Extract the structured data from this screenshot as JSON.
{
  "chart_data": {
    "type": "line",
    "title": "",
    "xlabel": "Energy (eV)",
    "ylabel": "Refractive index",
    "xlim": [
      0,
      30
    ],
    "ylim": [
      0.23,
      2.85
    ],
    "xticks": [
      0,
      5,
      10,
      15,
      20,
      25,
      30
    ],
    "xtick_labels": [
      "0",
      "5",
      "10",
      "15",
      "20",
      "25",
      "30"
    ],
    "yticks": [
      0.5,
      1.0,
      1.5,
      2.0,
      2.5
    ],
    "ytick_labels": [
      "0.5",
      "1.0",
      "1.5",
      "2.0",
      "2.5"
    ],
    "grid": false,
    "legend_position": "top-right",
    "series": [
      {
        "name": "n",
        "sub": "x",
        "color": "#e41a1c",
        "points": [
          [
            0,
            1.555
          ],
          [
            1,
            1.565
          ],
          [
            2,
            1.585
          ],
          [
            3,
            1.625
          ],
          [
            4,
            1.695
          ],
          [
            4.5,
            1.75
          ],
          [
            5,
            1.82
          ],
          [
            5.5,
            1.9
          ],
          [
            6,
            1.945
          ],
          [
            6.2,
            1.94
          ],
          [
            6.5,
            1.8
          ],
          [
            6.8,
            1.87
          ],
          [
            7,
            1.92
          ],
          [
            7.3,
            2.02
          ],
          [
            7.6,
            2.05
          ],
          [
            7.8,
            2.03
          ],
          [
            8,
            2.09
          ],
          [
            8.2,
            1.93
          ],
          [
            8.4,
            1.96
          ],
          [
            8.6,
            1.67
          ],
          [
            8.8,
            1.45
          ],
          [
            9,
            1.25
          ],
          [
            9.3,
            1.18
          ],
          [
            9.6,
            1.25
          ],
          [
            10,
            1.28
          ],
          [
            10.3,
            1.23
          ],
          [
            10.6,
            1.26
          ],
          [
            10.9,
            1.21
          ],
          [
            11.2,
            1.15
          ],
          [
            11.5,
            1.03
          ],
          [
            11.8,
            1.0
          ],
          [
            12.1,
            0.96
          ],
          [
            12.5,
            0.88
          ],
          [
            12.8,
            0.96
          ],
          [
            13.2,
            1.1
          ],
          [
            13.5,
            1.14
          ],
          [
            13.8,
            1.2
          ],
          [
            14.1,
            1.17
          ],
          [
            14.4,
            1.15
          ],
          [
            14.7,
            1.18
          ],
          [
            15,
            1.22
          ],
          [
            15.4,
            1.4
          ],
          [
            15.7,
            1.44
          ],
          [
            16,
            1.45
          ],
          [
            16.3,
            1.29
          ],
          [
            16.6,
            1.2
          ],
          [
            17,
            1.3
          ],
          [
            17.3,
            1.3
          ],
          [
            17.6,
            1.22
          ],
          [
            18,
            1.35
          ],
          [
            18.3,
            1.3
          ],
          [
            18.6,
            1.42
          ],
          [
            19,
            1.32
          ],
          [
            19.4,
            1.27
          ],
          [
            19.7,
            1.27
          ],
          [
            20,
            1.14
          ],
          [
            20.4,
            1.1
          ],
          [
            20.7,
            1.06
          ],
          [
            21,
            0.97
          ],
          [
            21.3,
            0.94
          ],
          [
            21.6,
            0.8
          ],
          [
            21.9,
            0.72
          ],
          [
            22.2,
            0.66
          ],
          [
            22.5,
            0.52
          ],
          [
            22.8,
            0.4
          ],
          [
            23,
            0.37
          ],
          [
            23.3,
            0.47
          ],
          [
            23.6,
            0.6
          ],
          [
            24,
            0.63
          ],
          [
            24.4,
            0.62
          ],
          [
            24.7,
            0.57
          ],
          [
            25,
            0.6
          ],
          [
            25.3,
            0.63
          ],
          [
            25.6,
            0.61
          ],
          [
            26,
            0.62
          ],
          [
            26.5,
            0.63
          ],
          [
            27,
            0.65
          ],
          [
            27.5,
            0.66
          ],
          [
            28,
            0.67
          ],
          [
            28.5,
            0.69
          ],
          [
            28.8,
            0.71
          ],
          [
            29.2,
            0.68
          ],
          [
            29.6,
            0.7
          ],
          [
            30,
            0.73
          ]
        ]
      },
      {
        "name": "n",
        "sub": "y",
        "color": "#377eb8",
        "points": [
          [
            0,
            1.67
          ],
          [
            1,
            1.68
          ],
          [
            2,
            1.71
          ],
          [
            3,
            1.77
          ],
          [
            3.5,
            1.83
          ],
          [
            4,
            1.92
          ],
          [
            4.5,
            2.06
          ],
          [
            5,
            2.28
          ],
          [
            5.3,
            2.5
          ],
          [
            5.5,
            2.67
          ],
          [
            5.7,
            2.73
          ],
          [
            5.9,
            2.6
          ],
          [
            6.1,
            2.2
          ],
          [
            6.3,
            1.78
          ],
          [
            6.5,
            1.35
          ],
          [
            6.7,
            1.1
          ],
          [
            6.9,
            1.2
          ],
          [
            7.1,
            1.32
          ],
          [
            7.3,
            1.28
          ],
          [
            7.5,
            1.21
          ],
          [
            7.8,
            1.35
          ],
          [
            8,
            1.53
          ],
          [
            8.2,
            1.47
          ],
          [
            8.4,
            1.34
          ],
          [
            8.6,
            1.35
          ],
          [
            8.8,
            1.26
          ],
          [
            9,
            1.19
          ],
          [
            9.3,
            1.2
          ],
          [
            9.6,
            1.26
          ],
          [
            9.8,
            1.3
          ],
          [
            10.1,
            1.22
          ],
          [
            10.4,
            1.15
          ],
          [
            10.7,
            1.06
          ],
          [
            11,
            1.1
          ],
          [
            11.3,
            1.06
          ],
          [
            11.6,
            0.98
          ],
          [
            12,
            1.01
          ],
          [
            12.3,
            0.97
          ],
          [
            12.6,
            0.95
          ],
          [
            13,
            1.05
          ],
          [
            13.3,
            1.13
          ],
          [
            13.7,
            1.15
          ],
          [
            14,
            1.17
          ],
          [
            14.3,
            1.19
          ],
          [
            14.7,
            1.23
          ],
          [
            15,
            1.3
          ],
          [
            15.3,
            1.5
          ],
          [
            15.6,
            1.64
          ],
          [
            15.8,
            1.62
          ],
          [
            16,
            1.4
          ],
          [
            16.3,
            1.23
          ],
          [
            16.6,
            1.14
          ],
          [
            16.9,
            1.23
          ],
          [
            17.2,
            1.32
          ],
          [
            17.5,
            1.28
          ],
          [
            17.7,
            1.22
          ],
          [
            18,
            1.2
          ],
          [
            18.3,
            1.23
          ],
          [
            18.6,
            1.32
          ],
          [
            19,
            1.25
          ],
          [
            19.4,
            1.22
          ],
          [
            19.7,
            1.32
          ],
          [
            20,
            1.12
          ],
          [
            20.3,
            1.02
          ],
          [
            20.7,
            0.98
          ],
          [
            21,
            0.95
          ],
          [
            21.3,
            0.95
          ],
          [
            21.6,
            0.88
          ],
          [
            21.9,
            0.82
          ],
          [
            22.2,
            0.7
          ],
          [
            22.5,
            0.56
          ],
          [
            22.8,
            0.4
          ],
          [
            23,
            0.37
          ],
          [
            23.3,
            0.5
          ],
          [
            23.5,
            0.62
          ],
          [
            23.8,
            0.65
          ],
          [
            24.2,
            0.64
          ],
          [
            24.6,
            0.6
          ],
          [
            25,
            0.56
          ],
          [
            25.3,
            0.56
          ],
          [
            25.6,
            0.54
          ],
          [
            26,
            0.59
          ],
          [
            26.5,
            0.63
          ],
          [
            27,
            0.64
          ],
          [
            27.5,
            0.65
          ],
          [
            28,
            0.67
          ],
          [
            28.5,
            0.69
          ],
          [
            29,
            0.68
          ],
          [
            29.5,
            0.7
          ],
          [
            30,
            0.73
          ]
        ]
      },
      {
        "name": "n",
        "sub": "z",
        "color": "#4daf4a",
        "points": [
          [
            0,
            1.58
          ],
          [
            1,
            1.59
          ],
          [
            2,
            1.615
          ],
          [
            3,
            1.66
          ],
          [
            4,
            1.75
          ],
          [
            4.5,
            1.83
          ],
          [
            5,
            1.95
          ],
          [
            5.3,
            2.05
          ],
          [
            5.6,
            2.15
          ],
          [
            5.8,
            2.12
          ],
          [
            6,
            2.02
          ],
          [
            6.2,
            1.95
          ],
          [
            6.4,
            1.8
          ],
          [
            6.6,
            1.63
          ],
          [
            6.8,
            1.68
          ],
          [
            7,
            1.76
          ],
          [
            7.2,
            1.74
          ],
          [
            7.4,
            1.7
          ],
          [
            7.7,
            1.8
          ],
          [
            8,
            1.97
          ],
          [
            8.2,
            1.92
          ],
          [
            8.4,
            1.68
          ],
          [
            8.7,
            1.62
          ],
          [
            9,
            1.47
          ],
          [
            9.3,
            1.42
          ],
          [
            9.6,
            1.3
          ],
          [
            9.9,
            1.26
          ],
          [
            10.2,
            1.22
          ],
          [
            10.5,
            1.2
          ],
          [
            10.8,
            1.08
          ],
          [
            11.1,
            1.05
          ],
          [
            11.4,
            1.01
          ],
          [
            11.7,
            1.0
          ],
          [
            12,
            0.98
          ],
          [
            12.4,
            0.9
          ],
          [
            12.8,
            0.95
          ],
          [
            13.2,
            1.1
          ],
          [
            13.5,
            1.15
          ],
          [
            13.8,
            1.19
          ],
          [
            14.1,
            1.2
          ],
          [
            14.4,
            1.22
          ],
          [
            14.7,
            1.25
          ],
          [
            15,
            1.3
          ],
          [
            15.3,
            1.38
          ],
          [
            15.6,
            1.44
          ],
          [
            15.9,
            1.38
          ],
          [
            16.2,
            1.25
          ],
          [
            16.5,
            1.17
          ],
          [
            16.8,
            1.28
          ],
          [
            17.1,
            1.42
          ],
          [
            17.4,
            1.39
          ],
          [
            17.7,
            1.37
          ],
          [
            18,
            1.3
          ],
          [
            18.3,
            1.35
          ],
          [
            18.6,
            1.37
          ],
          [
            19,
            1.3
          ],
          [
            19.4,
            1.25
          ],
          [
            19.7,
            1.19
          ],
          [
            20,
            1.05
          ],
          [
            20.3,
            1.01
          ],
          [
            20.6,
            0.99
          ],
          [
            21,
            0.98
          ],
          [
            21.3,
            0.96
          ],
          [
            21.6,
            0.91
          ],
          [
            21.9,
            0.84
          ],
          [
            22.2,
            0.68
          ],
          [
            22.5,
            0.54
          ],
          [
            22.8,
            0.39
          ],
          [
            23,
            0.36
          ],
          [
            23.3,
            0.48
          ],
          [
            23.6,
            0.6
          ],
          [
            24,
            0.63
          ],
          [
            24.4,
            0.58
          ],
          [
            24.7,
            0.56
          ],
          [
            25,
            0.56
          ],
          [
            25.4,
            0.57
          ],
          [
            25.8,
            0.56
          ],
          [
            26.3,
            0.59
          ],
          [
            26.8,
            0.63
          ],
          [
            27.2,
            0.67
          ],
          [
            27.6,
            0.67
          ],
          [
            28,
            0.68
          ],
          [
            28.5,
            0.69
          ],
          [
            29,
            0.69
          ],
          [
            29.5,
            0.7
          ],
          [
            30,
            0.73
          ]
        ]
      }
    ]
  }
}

● Directions for this task
In the entries above, count each line holding "color" and report the total and nothing more.

● Solution
3